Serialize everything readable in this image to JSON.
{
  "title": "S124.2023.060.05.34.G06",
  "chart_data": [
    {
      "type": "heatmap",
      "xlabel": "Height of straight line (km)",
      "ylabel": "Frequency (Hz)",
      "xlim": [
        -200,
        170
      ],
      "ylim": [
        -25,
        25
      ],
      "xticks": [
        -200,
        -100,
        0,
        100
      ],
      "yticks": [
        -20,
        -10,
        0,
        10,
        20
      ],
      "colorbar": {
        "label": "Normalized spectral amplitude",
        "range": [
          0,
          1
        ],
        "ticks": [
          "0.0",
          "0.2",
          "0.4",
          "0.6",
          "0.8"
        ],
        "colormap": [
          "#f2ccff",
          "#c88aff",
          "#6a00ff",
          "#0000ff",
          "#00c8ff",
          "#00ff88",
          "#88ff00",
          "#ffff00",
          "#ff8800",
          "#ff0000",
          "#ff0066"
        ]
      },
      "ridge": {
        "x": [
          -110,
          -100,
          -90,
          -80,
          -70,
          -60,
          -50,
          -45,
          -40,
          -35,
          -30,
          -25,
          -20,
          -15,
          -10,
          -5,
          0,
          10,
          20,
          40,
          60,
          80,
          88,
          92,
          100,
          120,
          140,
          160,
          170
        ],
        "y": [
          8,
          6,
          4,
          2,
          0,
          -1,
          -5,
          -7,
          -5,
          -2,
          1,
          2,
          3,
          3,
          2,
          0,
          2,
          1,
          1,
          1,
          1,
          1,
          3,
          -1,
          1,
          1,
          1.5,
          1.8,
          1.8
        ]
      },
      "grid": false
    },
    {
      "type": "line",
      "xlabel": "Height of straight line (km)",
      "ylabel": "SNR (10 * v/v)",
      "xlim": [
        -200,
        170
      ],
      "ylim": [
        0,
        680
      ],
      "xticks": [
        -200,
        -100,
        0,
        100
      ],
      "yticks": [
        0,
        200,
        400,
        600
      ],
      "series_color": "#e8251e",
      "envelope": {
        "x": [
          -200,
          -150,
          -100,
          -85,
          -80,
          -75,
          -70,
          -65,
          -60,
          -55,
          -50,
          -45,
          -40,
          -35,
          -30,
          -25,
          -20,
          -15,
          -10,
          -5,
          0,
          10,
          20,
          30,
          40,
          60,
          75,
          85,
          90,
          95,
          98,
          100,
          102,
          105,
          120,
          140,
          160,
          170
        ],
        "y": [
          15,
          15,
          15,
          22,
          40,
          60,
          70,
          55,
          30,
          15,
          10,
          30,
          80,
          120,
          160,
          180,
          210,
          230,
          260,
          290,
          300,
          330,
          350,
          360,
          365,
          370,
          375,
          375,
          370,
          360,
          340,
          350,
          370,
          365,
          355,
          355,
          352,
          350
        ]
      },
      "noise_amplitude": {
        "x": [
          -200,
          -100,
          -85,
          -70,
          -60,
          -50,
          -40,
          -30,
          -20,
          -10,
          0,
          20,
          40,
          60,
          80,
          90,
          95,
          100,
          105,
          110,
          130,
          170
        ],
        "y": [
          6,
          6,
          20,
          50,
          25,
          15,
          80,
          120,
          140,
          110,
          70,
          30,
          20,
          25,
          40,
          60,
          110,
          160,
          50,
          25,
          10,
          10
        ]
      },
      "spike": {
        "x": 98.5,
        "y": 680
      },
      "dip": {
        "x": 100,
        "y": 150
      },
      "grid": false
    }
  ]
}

# # # #

> **Requirements**:
Select every line of the records holding the string "ylabel".

> **Answer in full**:
      "ylabel": "Frequency (Hz)",
      "ylabel": "SNR (10 * v/v)",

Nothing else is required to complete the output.